┌──

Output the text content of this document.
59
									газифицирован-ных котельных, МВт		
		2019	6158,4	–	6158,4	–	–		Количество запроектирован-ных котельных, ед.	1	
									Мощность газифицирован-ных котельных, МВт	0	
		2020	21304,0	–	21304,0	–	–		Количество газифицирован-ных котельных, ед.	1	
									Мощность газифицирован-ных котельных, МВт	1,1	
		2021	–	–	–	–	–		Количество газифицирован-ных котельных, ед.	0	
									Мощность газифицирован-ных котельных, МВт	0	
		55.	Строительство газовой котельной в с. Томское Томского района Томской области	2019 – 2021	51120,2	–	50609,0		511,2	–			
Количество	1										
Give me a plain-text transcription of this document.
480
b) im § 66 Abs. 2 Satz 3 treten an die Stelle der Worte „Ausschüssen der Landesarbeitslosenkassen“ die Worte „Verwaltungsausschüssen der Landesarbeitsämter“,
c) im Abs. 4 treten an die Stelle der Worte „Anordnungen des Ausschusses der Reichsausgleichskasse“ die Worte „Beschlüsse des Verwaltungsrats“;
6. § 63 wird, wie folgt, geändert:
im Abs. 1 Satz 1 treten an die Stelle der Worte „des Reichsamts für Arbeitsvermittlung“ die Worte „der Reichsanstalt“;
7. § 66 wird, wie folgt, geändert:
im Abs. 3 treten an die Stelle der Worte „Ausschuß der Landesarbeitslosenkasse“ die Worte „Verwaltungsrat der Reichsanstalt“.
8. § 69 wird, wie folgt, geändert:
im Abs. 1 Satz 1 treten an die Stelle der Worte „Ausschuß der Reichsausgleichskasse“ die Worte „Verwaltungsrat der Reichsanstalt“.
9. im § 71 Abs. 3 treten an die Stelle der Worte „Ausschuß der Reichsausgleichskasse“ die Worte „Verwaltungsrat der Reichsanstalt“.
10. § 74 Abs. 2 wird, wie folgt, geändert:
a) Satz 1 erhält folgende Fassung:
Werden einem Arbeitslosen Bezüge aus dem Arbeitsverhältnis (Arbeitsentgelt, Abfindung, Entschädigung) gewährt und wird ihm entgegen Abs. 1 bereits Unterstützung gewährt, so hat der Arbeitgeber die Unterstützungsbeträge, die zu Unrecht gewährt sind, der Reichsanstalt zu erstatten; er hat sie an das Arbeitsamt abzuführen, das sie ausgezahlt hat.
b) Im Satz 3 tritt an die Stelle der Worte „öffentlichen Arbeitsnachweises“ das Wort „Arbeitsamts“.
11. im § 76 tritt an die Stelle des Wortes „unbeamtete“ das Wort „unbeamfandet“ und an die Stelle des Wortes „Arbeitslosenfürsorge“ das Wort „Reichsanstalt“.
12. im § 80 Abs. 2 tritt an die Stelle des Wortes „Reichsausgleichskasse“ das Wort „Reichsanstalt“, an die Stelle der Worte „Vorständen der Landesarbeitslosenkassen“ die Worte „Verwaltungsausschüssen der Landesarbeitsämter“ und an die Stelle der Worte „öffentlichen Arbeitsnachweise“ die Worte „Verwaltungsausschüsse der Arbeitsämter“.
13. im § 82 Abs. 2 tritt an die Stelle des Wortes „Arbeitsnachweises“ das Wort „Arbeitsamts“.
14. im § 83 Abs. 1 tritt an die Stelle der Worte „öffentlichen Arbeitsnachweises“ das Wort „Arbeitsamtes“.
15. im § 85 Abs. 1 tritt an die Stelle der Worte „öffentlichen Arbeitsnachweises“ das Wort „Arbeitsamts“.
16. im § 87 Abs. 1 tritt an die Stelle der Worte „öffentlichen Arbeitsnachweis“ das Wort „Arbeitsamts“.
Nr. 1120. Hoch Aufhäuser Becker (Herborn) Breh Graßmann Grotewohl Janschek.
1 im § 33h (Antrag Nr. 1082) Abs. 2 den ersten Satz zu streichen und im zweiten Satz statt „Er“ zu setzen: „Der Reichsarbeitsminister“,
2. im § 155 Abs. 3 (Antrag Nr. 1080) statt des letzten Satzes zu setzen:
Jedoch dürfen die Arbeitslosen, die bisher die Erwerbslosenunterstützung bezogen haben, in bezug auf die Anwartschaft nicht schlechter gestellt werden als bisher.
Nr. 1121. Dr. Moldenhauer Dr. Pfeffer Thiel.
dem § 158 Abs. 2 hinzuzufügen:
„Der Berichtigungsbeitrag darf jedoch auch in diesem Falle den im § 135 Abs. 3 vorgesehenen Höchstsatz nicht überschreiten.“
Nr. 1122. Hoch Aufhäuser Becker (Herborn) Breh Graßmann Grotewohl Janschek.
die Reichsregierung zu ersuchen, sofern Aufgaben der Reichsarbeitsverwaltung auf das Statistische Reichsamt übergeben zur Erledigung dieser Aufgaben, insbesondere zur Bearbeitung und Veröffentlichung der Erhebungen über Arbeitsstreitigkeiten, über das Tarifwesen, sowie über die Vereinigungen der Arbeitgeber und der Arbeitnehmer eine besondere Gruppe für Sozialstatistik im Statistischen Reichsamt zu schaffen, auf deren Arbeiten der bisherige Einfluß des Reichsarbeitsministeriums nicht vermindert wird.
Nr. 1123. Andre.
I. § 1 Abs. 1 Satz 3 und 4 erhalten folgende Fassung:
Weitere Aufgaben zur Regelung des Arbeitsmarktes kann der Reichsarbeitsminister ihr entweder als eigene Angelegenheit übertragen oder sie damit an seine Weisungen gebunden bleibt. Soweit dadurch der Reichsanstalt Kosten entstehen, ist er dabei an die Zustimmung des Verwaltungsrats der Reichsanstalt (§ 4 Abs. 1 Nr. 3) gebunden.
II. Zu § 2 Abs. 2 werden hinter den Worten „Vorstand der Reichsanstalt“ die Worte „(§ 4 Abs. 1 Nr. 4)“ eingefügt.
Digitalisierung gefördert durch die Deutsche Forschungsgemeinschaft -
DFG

└──

#### Challenge:
Can you reproduce all the material exactly?

#### Solution to this problem:
Output the text content of this document.
59
									газифицирован-ных котельных, МВт		
		2019	6158,4	–	6158,4	–	–		Количество запроектирован-ных котельных, ед.	1	
									Мощность газифицирован-ных котельных, МВт	0	
		2020	21304,0	–	21304,0	–	–		Количество газифицирован-ных котельных, ед.	1	
									Мощность газифицирован-ных котельных, МВт	1,1	
		2021	–	–	–	–	–		Количество газифицирован-ных котельных, ед.	0	
									Мощность газифицирован-ных котельных, МВт	0	
		55.	Строительство газовой котельной в с. Томское Томского района Томской области	2019 – 2021	51120,2	–	50609,0		511,2	–			
Количество	1										
Give me a plain-text transcription of this document.
480
b) im § 66 Abs. 2 Satz 3 treten an die Stelle der Worte „Ausschüssen der Landesarbeitslosenkassen“ die Worte „Verwaltungsausschüssen der Landesarbeitsämter“,
c) im Abs. 4 treten an die Stelle der Worte „Anordnungen des Ausschusses der Reichsausgleichskasse“ die Worte „Beschlüsse des Verwaltungsrats“;
6. § 63 wird, wie folgt, geändert:
im Abs. 1 Satz 1 treten an die Stelle der Worte „des Reichsamts für Arbeitsvermittlung“ die Worte „der Reichsanstalt“;
7. § 66 wird, wie folgt, geändert:
im Abs. 3 treten an die Stelle der Worte „Ausschuß der Landesarbeitslosenkasse“ die Worte „Verwaltungsrat der Reichsanstalt“.
8. § 69 wird, wie folgt, geändert:
im Abs. 1 Satz 1 treten an die Stelle der Worte „Ausschuß der Reichsausgleichskasse“ die Worte „Verwaltungsrat der Reichsanstalt“.
9. im § 71 Abs. 3 treten an die Stelle der Worte „Ausschuß der Reichsausgleichskasse“ die Worte „Verwaltungsrat der Reichsanstalt“.
10. § 74 Abs. 2 wird, wie folgt, geändert:
a) Satz 1 erhält folgende Fassung:
Werden einem Arbeitslosen Bezüge aus dem Arbeitsverhältnis (Arbeitsentgelt, Abfindung, Entschädigung) gewährt und wird ihm entgegen Abs. 1 bereits Unterstützung gewährt, so hat der Arbeitgeber die Unterstützungsbeträge, die zu Unrecht gewährt sind, der Reichsanstalt zu erstatten; er hat sie an das Arbeitsamt abzuführen, das sie ausgezahlt hat.
b) Im Satz 3 tritt an die Stelle der Worte „öffentlichen Arbeitsnachweises“ das Wort „Arbeitsamts“.
11. im § 76 tritt an die Stelle des Wortes „unbeamtete“ das Wort „unbeamfandet“ und an die Stelle des Wortes „Arbeitslosenfürsorge“ das Wort „Reichsanstalt“.
12. im § 80 Abs. 2 tritt an die Stelle des Wortes „Reichsausgleichskasse“ das Wort „Reichsanstalt“, an die Stelle der Worte „Vorständen der Landesarbeitslosenkassen“ die Worte „Verwaltungsausschüssen der Landesarbeitsämter“ und an die Stelle der Worte „öffentlichen Arbeitsnachweise“ die Worte „Verwaltungsausschüsse der Arbeitsämter“.
13. im § 82 Abs. 2 tritt an die Stelle des Wortes „Arbeitsnachweises“ das Wort „Arbeitsamts“.
14. im § 83 Abs. 1 tritt an die Stelle der Worte „öffentlichen Arbeitsnachweises“ das Wort „Arbeitsamtes“.
15. im § 85 Abs. 1 tritt an die Stelle der Worte „öffentlichen Arbeitsnachweises“ das Wort „Arbeitsamts“.
16. im § 87 Abs. 1 tritt an die Stelle der Worte „öffentlichen Arbeitsnachweis“ das Wort „Arbeitsamts“.
Nr. 1120. Hoch Aufhäuser Becker (Herborn) Breh Graßmann Grotewohl Janschek.
1 im § 33h (Antrag Nr. 1082) Abs. 2 den ersten Satz zu streichen und im zweiten Satz statt „Er“ zu setzen: „Der Reichsarbeitsminister“,
2. im § 155 Abs. 3 (Antrag Nr. 1080) statt des letzten Satzes zu setzen:
Jedoch dürfen die Arbeitslosen, die bisher die Erwerbslosenunterstützung bezogen haben, in bezug auf die Anwartschaft nicht schlechter gestellt werden als bisher.
Nr. 1121. Dr. Moldenhauer Dr. Pfeffer Thiel.
dem § 158 Abs. 2 hinzuzufügen:
„Der Berichtigungsbeitrag darf jedoch auch in diesem Falle den im § 135 Abs. 3 vorgesehenen Höchstsatz nicht überschreiten.“
Nr. 1122. Hoch Aufhäuser Becker (Herborn) Breh Graßmann Grotewohl Janschek.
die Reichsregierung zu ersuchen, sofern Aufgaben der Reichsarbeitsverwaltung auf das Statistische Reichsamt übergeben zur Erledigung dieser Aufgaben, insbesondere zur Bearbeitung und Veröffentlichung der Erhebungen über Arbeitsstreitigkeiten, über das Tarifwesen, sowie über die Vereinigungen der Arbeitgeber und der Arbeitnehmer eine besondere Gruppe für Sozialstatistik im Statistischen Reichsamt zu schaffen, auf deren Arbeiten der bisherige Einfluß des Reichsarbeitsministeriums nicht vermindert wird.
Nr. 1123. Andre.
I. § 1 Abs. 1 Satz 3 und 4 erhalten folgende Fassung:
Weitere Aufgaben zur Regelung des Arbeitsmarktes kann der Reichsarbeitsminister ihr entweder als eigene Angelegenheit übertragen oder sie damit an seine Weisungen gebunden bleibt. Soweit dadurch der Reichsanstalt Kosten entstehen, ist er dabei an die Zustimmung des Verwaltungsrats der Reichsanstalt (§ 4 Abs. 1 Nr. 3) gebunden.
II. Zu § 2 Abs. 2 werden hinter den Worten „Vorstand der Reichsanstalt“ die Worte „(§ 4 Abs. 1 Nr. 4)“ eingefügt.
Digitalisierung gefördert durch die Deutsche Forschungsgemeinschaft -
DFG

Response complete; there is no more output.